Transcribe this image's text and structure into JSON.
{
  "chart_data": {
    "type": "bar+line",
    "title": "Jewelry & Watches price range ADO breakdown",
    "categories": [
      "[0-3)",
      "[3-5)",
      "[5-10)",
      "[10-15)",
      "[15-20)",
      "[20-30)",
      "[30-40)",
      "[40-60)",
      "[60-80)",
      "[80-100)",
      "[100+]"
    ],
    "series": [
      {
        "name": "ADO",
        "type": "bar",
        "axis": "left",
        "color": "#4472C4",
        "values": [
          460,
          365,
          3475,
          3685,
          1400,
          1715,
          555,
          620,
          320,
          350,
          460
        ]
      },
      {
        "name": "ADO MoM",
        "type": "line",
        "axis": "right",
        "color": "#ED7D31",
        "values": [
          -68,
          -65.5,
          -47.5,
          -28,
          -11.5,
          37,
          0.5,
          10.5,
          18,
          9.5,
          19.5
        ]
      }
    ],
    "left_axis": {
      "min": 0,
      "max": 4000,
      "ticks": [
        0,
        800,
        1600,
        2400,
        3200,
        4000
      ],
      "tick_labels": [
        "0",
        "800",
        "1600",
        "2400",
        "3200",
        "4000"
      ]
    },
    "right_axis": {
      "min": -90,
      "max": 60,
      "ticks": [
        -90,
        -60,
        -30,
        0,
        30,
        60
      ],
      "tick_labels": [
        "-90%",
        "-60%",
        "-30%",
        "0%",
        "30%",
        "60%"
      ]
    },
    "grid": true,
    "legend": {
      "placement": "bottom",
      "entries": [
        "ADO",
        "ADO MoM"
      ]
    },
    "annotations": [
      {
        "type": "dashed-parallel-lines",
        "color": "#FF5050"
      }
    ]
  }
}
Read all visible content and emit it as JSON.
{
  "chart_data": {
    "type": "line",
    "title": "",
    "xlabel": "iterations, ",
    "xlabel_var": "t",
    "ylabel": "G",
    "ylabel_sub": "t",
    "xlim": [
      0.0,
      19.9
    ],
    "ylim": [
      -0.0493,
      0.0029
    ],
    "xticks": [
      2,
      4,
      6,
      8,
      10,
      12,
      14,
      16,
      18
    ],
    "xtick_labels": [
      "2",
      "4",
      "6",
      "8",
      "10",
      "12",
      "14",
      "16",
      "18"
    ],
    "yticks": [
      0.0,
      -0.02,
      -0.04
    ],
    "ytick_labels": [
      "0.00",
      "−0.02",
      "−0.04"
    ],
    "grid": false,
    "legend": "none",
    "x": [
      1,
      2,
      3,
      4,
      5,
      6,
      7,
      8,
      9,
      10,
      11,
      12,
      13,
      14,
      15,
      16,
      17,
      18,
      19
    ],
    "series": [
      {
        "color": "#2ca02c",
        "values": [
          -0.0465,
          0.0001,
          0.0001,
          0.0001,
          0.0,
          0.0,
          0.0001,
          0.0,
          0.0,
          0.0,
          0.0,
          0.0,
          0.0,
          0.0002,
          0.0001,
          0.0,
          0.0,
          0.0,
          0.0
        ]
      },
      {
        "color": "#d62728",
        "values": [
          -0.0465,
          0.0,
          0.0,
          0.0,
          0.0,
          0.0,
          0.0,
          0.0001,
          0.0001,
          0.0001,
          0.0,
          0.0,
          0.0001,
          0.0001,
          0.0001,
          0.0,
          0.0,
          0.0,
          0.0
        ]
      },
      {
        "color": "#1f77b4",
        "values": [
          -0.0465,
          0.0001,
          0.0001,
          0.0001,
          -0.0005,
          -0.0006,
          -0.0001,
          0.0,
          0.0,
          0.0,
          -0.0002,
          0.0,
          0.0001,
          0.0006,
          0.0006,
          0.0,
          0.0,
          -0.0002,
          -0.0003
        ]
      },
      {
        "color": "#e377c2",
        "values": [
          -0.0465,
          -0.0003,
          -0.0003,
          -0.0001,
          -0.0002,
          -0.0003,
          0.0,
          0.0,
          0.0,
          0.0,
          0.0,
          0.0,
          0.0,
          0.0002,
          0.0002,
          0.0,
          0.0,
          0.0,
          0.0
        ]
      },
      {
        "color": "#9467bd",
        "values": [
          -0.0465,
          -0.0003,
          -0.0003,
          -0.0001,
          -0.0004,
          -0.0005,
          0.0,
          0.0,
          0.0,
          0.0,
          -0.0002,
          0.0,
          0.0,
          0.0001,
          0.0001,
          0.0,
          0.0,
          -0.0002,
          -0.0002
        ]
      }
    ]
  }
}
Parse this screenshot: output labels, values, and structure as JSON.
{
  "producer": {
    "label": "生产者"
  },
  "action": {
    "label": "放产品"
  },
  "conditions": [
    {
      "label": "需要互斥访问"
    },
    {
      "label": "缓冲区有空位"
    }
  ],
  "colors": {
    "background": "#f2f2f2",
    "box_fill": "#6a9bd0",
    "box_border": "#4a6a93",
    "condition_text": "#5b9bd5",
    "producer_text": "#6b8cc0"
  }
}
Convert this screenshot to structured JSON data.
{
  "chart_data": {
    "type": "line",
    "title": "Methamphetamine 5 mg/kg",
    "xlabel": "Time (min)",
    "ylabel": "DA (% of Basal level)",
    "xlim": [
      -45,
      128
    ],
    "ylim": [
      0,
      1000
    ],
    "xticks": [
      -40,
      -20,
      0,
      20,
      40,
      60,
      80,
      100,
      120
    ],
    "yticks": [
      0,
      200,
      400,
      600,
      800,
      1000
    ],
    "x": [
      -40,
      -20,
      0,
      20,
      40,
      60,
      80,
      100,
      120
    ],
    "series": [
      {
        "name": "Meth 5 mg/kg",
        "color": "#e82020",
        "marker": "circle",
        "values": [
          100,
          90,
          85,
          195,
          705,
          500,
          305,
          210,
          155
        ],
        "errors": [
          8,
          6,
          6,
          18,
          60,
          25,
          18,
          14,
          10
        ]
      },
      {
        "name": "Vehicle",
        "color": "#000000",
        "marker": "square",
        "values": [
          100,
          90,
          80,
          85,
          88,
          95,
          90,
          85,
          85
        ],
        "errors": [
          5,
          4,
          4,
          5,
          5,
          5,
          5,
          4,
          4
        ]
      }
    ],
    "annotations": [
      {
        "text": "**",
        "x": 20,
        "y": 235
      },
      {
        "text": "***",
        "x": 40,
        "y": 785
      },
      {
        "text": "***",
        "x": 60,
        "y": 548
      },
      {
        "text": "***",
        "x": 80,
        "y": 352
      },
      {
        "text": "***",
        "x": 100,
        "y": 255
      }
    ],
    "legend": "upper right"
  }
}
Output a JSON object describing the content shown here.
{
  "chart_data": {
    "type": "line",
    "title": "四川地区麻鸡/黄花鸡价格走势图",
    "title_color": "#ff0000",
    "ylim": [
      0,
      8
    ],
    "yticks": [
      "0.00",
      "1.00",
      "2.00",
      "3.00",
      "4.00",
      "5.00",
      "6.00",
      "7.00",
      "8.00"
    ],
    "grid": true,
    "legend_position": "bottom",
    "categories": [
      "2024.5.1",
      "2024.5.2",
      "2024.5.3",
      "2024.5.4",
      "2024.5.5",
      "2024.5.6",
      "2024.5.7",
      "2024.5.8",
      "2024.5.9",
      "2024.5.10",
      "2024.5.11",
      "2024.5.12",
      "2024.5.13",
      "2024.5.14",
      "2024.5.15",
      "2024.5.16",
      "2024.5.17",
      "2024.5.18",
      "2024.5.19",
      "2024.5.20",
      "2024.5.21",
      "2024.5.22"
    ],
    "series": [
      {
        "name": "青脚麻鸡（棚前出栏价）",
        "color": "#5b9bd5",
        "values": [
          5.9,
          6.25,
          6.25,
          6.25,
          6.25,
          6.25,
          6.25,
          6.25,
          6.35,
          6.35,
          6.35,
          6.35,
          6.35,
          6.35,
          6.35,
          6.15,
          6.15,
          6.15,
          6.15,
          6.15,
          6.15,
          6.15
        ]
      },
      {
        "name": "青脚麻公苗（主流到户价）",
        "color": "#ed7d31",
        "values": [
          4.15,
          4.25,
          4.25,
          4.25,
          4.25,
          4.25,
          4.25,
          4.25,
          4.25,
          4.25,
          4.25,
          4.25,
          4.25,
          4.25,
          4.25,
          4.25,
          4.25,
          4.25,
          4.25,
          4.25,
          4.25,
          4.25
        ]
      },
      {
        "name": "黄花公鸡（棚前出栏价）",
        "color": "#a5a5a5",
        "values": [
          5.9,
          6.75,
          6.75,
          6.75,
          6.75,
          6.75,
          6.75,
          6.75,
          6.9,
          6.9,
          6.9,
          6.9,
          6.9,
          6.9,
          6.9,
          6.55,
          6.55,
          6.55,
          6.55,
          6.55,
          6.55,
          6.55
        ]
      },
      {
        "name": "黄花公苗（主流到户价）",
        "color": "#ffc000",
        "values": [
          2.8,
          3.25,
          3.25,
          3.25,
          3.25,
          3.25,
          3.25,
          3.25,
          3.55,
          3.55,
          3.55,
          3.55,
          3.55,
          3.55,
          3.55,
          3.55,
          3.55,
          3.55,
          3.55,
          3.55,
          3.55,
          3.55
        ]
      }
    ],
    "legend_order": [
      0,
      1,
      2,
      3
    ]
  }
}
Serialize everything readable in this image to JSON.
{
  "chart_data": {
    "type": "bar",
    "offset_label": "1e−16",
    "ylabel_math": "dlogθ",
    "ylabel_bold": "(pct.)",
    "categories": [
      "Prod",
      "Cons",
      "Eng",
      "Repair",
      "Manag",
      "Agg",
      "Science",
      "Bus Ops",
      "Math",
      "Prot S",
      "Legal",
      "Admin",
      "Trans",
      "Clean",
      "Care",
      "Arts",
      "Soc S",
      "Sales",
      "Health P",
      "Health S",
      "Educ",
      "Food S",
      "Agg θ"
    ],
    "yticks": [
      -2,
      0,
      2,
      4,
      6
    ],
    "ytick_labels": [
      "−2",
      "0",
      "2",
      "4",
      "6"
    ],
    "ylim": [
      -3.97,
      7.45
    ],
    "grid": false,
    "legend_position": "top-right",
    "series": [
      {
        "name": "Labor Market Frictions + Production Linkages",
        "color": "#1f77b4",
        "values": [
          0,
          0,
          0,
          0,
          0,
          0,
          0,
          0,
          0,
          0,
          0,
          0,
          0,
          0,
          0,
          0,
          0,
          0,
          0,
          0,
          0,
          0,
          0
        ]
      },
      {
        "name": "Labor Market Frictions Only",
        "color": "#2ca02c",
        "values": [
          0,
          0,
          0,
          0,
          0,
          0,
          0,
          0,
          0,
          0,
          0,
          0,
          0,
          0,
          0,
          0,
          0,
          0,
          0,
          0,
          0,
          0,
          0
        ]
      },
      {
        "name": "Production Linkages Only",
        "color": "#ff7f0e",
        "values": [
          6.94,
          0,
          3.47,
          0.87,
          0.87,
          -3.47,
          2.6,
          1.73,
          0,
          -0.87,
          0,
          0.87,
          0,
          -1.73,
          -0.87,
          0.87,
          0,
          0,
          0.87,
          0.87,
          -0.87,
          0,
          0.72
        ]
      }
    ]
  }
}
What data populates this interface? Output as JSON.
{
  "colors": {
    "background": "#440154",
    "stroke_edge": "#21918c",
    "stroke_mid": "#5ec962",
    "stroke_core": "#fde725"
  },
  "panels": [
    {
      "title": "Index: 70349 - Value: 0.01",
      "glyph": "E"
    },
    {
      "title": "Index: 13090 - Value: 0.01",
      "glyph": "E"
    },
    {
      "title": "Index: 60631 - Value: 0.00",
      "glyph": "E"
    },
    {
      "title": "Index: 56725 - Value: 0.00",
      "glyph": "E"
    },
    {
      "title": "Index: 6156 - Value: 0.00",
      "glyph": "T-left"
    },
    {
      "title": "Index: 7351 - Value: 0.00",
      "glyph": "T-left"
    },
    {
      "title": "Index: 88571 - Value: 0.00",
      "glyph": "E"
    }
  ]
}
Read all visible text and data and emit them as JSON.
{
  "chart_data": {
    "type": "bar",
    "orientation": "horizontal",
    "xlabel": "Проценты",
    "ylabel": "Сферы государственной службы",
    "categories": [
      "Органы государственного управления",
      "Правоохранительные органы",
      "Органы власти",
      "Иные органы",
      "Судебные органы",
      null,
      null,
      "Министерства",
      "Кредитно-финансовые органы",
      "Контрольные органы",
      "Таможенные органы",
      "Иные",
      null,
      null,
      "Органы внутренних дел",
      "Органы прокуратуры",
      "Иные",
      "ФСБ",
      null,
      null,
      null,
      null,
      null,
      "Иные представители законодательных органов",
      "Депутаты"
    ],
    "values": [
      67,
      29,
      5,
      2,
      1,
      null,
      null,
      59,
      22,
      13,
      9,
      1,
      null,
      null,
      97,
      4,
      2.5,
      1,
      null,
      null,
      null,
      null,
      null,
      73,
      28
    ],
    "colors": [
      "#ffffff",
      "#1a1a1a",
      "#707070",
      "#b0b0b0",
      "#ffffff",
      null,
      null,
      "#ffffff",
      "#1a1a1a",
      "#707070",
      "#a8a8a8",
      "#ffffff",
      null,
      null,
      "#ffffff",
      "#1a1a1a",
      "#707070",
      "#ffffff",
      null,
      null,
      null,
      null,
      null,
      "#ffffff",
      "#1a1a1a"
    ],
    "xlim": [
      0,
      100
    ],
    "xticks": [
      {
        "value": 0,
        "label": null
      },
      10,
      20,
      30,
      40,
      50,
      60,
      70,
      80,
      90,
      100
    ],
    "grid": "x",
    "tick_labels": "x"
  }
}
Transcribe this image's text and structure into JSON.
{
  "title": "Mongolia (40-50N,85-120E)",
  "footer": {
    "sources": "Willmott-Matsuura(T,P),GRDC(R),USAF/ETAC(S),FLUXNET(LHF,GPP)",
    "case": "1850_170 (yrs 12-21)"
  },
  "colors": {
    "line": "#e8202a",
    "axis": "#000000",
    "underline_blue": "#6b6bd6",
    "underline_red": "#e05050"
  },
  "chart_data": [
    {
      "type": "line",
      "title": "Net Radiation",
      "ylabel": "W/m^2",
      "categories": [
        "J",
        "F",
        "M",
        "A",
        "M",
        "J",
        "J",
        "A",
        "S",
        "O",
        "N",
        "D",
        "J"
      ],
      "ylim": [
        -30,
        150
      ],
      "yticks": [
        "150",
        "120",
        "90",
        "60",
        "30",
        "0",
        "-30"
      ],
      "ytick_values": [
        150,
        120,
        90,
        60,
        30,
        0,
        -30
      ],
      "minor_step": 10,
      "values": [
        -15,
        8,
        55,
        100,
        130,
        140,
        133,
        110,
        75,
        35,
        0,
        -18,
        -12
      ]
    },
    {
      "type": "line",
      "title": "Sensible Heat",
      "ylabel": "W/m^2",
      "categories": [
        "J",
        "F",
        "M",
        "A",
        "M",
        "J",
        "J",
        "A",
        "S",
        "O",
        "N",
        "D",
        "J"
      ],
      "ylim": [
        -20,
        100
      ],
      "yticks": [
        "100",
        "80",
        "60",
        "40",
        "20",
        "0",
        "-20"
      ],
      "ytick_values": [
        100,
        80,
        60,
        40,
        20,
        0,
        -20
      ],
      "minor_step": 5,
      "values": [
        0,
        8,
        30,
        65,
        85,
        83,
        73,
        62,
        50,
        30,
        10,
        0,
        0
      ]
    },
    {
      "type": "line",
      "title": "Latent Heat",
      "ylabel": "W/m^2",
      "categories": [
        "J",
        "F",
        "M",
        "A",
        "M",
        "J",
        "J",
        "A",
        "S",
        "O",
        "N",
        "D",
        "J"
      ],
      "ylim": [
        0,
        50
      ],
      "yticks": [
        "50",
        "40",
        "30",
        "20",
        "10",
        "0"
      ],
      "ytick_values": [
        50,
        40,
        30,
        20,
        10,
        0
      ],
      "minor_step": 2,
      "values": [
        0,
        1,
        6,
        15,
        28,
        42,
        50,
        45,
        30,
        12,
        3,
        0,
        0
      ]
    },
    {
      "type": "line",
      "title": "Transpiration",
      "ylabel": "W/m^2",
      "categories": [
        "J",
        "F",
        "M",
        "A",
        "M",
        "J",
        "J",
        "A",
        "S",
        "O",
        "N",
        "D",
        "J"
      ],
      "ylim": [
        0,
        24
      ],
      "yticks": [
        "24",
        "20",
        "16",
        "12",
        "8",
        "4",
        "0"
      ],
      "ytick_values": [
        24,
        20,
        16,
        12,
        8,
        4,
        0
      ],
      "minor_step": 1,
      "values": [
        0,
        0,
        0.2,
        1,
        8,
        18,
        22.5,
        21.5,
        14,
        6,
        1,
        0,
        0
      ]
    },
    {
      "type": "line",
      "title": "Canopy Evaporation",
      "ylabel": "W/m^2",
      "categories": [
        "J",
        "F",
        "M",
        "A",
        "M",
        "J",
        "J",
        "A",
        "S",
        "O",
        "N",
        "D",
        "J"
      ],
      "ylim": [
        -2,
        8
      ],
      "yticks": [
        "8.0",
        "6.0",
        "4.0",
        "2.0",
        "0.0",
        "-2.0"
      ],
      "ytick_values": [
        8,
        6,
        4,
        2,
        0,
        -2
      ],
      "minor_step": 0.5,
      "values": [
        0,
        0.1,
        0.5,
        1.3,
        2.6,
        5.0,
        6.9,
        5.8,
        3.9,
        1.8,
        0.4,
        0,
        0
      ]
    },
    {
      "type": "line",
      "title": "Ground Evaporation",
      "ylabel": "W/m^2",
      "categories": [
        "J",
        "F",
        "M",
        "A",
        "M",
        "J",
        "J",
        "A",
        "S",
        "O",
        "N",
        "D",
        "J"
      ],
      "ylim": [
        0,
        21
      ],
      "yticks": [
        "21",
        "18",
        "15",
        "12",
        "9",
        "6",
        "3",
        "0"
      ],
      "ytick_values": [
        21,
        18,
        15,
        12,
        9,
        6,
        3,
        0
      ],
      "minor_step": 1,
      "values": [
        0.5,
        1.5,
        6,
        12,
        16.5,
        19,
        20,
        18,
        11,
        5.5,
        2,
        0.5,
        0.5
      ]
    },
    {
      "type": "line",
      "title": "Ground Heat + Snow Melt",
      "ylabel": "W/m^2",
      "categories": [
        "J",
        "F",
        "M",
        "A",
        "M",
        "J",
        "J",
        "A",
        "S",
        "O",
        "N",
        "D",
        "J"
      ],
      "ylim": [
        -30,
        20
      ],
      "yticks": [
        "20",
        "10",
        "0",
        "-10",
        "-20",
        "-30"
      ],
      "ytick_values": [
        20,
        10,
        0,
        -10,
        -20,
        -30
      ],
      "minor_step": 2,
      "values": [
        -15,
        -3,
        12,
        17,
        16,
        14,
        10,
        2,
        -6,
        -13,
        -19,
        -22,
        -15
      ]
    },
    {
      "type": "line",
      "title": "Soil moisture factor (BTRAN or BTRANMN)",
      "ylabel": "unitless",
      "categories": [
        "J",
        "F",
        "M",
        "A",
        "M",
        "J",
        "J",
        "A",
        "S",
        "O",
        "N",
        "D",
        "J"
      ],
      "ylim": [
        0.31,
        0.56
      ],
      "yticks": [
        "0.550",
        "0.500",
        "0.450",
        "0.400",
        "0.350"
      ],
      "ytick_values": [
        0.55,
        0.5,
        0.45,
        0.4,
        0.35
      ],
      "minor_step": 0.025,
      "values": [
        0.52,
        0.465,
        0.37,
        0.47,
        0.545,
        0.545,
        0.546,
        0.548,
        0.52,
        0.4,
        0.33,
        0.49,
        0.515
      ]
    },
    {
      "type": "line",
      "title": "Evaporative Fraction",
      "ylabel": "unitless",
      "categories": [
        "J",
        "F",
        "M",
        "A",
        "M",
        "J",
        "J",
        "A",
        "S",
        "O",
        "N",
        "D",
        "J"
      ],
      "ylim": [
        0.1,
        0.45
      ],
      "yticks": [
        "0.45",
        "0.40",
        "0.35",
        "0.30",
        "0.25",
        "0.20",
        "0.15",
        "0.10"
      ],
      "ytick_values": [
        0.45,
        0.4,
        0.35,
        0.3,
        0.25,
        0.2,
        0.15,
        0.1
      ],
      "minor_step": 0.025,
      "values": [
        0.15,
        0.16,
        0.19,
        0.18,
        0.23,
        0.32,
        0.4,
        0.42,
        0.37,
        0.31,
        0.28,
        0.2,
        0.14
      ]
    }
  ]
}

=== Given request ===
Give only the number of lines in the material above where the string "Frictions" appears.

=== Solution to this task ===
2